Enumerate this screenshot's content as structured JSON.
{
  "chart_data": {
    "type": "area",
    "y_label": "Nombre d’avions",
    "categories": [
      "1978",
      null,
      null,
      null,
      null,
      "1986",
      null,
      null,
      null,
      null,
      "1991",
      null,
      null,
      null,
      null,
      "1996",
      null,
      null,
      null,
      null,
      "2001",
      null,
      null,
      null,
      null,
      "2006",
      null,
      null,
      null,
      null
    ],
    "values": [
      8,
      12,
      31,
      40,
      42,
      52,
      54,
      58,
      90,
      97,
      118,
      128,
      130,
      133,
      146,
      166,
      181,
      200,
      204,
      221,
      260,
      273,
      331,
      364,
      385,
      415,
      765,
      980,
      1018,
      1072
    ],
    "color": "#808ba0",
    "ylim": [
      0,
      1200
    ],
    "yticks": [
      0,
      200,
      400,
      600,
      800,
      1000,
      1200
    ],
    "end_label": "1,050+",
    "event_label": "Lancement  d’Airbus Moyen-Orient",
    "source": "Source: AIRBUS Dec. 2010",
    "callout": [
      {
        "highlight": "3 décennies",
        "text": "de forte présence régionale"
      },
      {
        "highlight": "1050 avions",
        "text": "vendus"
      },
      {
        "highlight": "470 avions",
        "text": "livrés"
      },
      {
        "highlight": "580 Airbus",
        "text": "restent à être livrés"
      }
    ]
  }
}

- _Task prompt_:
Copy out every line from the data above that has "avions" in it.

- _Solution to the exercise_:
    "y_label": "Nombre d’avions",
        "highlight": "1050 avions",
        "highlight": "470 avions",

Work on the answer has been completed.